= Materials provided =
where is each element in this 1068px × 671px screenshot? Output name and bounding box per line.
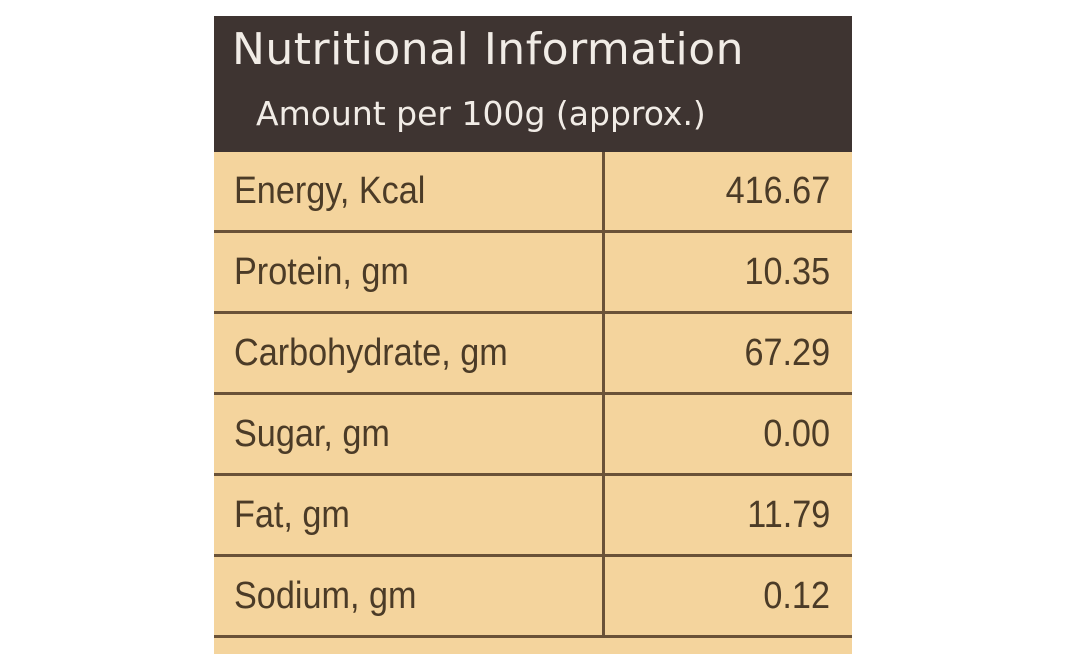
nutrient-value: 0.00 — [763, 413, 830, 455]
nutrient-name: Protein, gm — [234, 251, 409, 293]
table-row: Carbohydrate, gm 67.29 — [214, 314, 852, 395]
nutrient-name: Energy, Kcal — [234, 170, 426, 212]
title: Nutritional Information — [232, 24, 745, 75]
table-row: Fat, gm 11.79 — [214, 476, 852, 557]
nutrient-value: 67.29 — [744, 332, 830, 374]
nutrient-name: Sodium, gm — [234, 575, 417, 617]
subtitle: Amount per 100g (approx.) — [256, 94, 706, 133]
table-row: Energy, Kcal 416.67 — [214, 152, 852, 233]
table: Energy, Kcal 416.67 Protein, gm 10.35 Carboh… — [214, 152, 852, 638]
nutrient-value: 10.35 — [744, 251, 830, 293]
nutrient-value: 11.79 — [746, 494, 830, 536]
nutrient-value: 416.67 — [725, 170, 830, 212]
header: Nutritional Information Amount per 100g … — [214, 16, 852, 152]
nutrient-name: Sugar, gm — [234, 413, 390, 455]
nutrient-value: 0.12 — [763, 575, 830, 617]
table-row: Sodium, gm 0.12 — [214, 557, 852, 638]
table-row: Sugar, gm 0.00 — [214, 395, 852, 476]
nutrient-name: Fat, gm — [234, 494, 350, 536]
column-divider — [602, 152, 605, 638]
nutrition-label: Nutritional Information Amount per 100g … — [214, 16, 852, 654]
table-row: Protein, gm 10.35 — [214, 233, 852, 314]
nutrient-name: Carbohydrate, gm — [234, 332, 508, 374]
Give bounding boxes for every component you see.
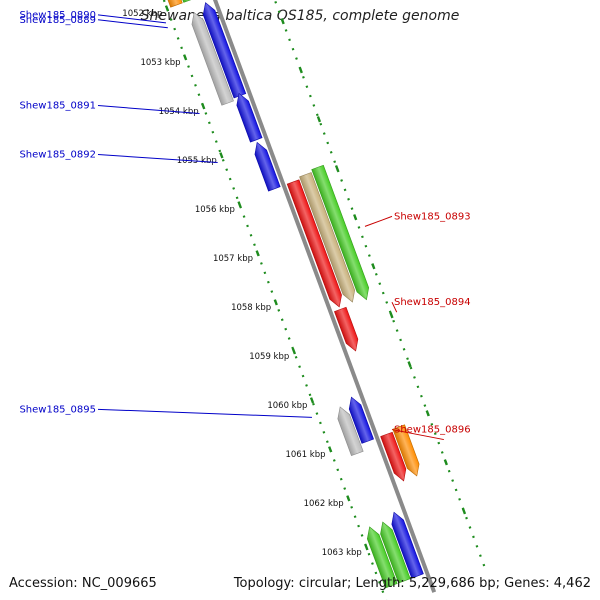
gene-arrow[interactable]	[311, 164, 370, 301]
accession-label: Accession:	[9, 576, 78, 591]
gene-label[interactable]: Shew185_0894	[394, 297, 471, 308]
gene-arrow[interactable]	[181, 0, 196, 3]
tick-label: 1056 kbp	[195, 205, 235, 215]
topology-label: Topology:	[233, 576, 295, 591]
gene-label[interactable]: Shew185_0892	[19, 150, 96, 161]
tick-label: 1053 kbp	[140, 58, 180, 68]
gene-arrow[interactable]	[191, 11, 234, 106]
length-value: 5,229,686 bp	[408, 576, 496, 591]
gene-label[interactable]: Shew185_0893	[394, 211, 471, 222]
major-tick	[280, 18, 285, 25]
ruler-right	[273, 0, 488, 574]
major-tick	[237, 201, 242, 208]
gene-arrow[interactable]	[167, 0, 183, 8]
major-tick	[389, 312, 394, 319]
gene-label[interactable]: Shew185_0896	[394, 425, 471, 436]
label-leader	[97, 14, 167, 24]
gene-label[interactable]: Shew185_0891	[19, 101, 96, 112]
gene-arrow[interactable]	[299, 172, 356, 303]
gene-arrow[interactable]	[334, 306, 359, 352]
backbone	[212, 0, 437, 593]
major-tick	[164, 5, 170, 12]
major-tick	[273, 299, 278, 306]
topology-value: circular	[298, 576, 347, 591]
length-label: Length:	[355, 576, 405, 591]
major-tick	[371, 263, 376, 270]
major-tick	[461, 508, 467, 515]
major-tick	[353, 214, 358, 221]
major-tick	[407, 361, 412, 368]
label-leader	[97, 408, 312, 418]
major-tick	[255, 250, 260, 257]
gene-arrow[interactable]	[286, 179, 342, 308]
gene-label[interactable]: Shew185_0895	[19, 404, 96, 415]
feature-track	[167, 0, 424, 589]
tick-label: 1059 kbp	[249, 352, 289, 362]
gene-label[interactable]: Shew185_0889	[19, 15, 96, 26]
genes-label: Genes:	[504, 576, 550, 591]
gene-arrow[interactable]	[337, 406, 364, 456]
major-tick	[364, 544, 369, 551]
ruler-left	[162, 0, 388, 600]
tick-label: 1057 kbp	[213, 254, 253, 264]
major-tick	[346, 495, 351, 502]
accession-line: Accession: NC_009665	[9, 576, 157, 591]
gene-arrow[interactable]	[348, 396, 374, 444]
genes-value: 4,462	[553, 576, 591, 591]
label-leader	[97, 19, 168, 29]
tick-label: 1061 kbp	[285, 450, 325, 460]
tick-label: 1060 kbp	[267, 401, 307, 411]
label-leader	[391, 301, 398, 313]
gene-arrow[interactable]	[236, 92, 263, 143]
tick-label: 1058 kbp	[231, 303, 271, 313]
major-tick	[298, 67, 303, 74]
gene-arrow[interactable]	[380, 431, 407, 482]
major-tick	[201, 103, 206, 110]
accession-value: NC_009665	[81, 576, 157, 591]
gene-arrow[interactable]	[366, 526, 398, 589]
major-tick	[316, 116, 322, 123]
label-leader	[97, 105, 200, 115]
major-tick	[219, 152, 224, 159]
gene-arrow[interactable]	[202, 2, 247, 99]
genome-summary: Topology: circular; Length: 5,229,686 bp…	[233, 576, 591, 591]
label-leader	[391, 429, 444, 441]
gene-arrow[interactable]	[391, 511, 424, 579]
gene-arrow[interactable]	[392, 424, 420, 477]
label-leader	[97, 154, 218, 164]
feature-labels: Shew185_0888Shew185_0889Shew185_0890Shew…	[19, 10, 471, 441]
gene-arrow[interactable]	[380, 521, 411, 584]
tick-label: 1052 kbp	[122, 9, 162, 19]
tick-label: 1062 kbp	[304, 499, 344, 509]
major-tick	[425, 410, 430, 417]
major-tick	[291, 348, 297, 355]
major-tick	[183, 54, 188, 61]
label-leader	[364, 215, 393, 227]
gene-label[interactable]: Shew185_0890	[19, 10, 96, 21]
backbone-line	[212, 0, 437, 593]
gene-arrow[interactable]	[254, 141, 281, 192]
tick-label: 1063 kbp	[322, 548, 362, 558]
major-tick	[443, 459, 448, 466]
major-tick	[328, 446, 333, 453]
major-tick	[309, 397, 315, 404]
major-tick	[334, 165, 340, 172]
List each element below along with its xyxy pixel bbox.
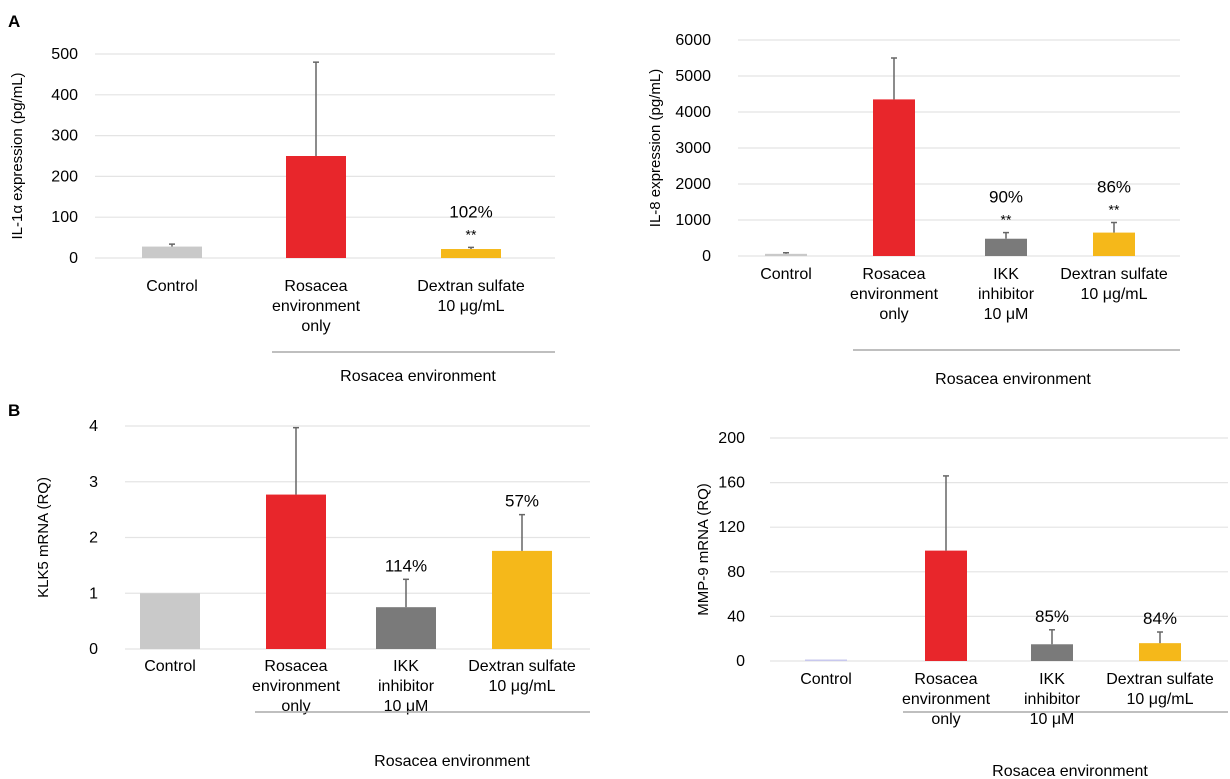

= How to complete this task =
Give the data again exactly as it appears, but without any images.

= Solution for this task =
where is each element in this 1068px × 671px screenshot? Output name and bounding box per line.
nutrient-value: 0.00 — [763, 413, 830, 455]
nutrient-name: Protein, gm — [234, 251, 409, 293]
table-row: Carbohydrate, gm 67.29 — [214, 314, 852, 395]
nutrient-name: Energy, Kcal — [234, 170, 426, 212]
title: Nutritional Information — [232, 24, 745, 75]
table-row: Fat, gm 11.79 — [214, 476, 852, 557]
nutrient-value: 67.29 — [744, 332, 830, 374]
nutrient-name: Sodium, gm — [234, 575, 417, 617]
subtitle: Amount per 100g (approx.) — [256, 94, 706, 133]
table-row: Energy, Kcal 416.67 — [214, 152, 852, 233]
table: Energy, Kcal 416.67 Protein, gm 10.35 Carboh… — [214, 152, 852, 638]
nutrient-value: 10.35 — [744, 251, 830, 293]
nutrient-value: 11.79 — [746, 494, 830, 536]
nutrient-value: 416.67 — [725, 170, 830, 212]
header: Nutritional Information Amount per 100g … — [214, 16, 852, 152]
nutrient-name: Sugar, gm — [234, 413, 390, 455]
nutrient-value: 0.12 — [763, 575, 830, 617]
table-row: Sodium, gm 0.12 — [214, 557, 852, 638]
table-row: Sugar, gm 0.00 — [214, 395, 852, 476]
nutrient-name: Fat, gm — [234, 494, 350, 536]
column-divider — [602, 152, 605, 638]
nutrition-label: Nutritional Information Amount per 100g … — [214, 16, 852, 654]
table-row: Protein, gm 10.35 — [214, 233, 852, 314]
nutrient-name: Carbohydrate, gm — [234, 332, 508, 374]
Give bounding boxes for every component you see.
gene-arrow[interactable]	[311, 164, 370, 301]
accession-label: Accession:	[9, 576, 78, 591]
gene-label[interactable]: Shew185_0894	[394, 297, 471, 308]
gene-arrow[interactable]	[181, 0, 196, 3]
tick-label: 1056 kbp	[195, 205, 235, 215]
topology-label: Topology:	[233, 576, 295, 591]
gene-label[interactable]: Shew185_0892	[19, 150, 96, 161]
tick-label: 1053 kbp	[140, 58, 180, 68]
gene-arrow[interactable]	[191, 11, 234, 106]
length-value: 5,229,686 bp	[408, 576, 496, 591]
gene-label[interactable]: Shew185_0893	[394, 211, 471, 222]
major-tick	[280, 18, 285, 25]
ruler-right	[273, 0, 488, 574]
major-tick	[237, 201, 242, 208]
gene-arrow[interactable]	[167, 0, 183, 8]
major-tick	[389, 312, 394, 319]
gene-label[interactable]: Shew185_0896	[394, 425, 471, 436]
label-leader	[97, 14, 167, 24]
gene-label[interactable]: Shew185_0891	[19, 101, 96, 112]
gene-arrow[interactable]	[299, 172, 356, 303]
gene-arrow[interactable]	[334, 306, 359, 352]
backbone	[212, 0, 437, 593]
major-tick	[164, 5, 170, 12]
major-tick	[273, 299, 278, 306]
topology-value: circular	[298, 576, 347, 591]
length-label: Length:	[355, 576, 405, 591]
major-tick	[371, 263, 376, 270]
major-tick	[461, 508, 467, 515]
major-tick	[353, 214, 358, 221]
major-tick	[407, 361, 412, 368]
label-leader	[97, 408, 312, 418]
major-tick	[255, 250, 260, 257]
gene-arrow[interactable]	[286, 179, 342, 308]
gene-label[interactable]: Shew185_0895	[19, 404, 96, 415]
feature-track	[167, 0, 424, 589]
tick-label: 1059 kbp	[249, 352, 289, 362]
gene-label[interactable]: Shew185_0889	[19, 15, 96, 26]
genes-label: Genes:	[504, 576, 550, 591]
gene-arrow[interactable]	[337, 406, 364, 456]
major-tick	[364, 544, 369, 551]
ruler-left	[162, 0, 388, 600]
tick-label: 1057 kbp	[213, 254, 253, 264]
major-tick	[346, 495, 351, 502]
accession-line: Accession: NC_009665	[9, 576, 157, 591]
gene-arrow[interactable]	[348, 396, 374, 444]
genes-value: 4,462	[553, 576, 591, 591]
label-leader	[97, 19, 168, 29]
tick-label: 1061 kbp	[285, 450, 325, 460]
tick-label: 1060 kbp	[267, 401, 307, 411]
label-leader	[391, 301, 398, 313]
gene-arrow[interactable]	[236, 92, 263, 143]
tick-label: 1058 kbp	[231, 303, 271, 313]
major-tick	[298, 67, 303, 74]
gene-arrow[interactable]	[380, 431, 407, 482]
major-tick	[201, 103, 206, 110]
accession-value: NC_009665	[81, 576, 157, 591]
gene-arrow[interactable]	[366, 526, 398, 589]
major-tick	[316, 116, 322, 123]
label-leader	[97, 105, 200, 115]
major-tick	[219, 152, 224, 159]
gene-arrow[interactable]	[202, 2, 247, 99]
genome-summary: Topology: circular; Length: 5,229,686 bp…	[233, 576, 591, 591]
label-leader	[391, 429, 444, 441]
gene-arrow[interactable]	[391, 511, 424, 579]
gene-arrow[interactable]	[392, 424, 420, 477]
label-leader	[97, 154, 218, 164]
feature-labels: Shew185_0888Shew185_0889Shew185_0890Shew…	[19, 10, 471, 441]
gene-arrow[interactable]	[380, 521, 411, 584]
tick-label: 1052 kbp	[122, 9, 162, 19]
tick-label: 1062 kbp	[304, 499, 344, 509]
major-tick	[425, 410, 430, 417]
major-tick	[291, 348, 297, 355]
major-tick	[183, 54, 188, 61]
label-leader	[364, 215, 393, 227]
gene-label[interactable]: Shew185_0890	[19, 10, 96, 21]
backbone-line	[212, 0, 437, 593]
gene-arrow[interactable]	[254, 141, 281, 192]
tick-label: 1063 kbp	[322, 548, 362, 558]
major-tick	[443, 459, 448, 466]
major-tick	[328, 446, 333, 453]
major-tick	[309, 397, 315, 404]
major-tick	[334, 165, 340, 172]
List each element below along with its xyxy pixel bbox.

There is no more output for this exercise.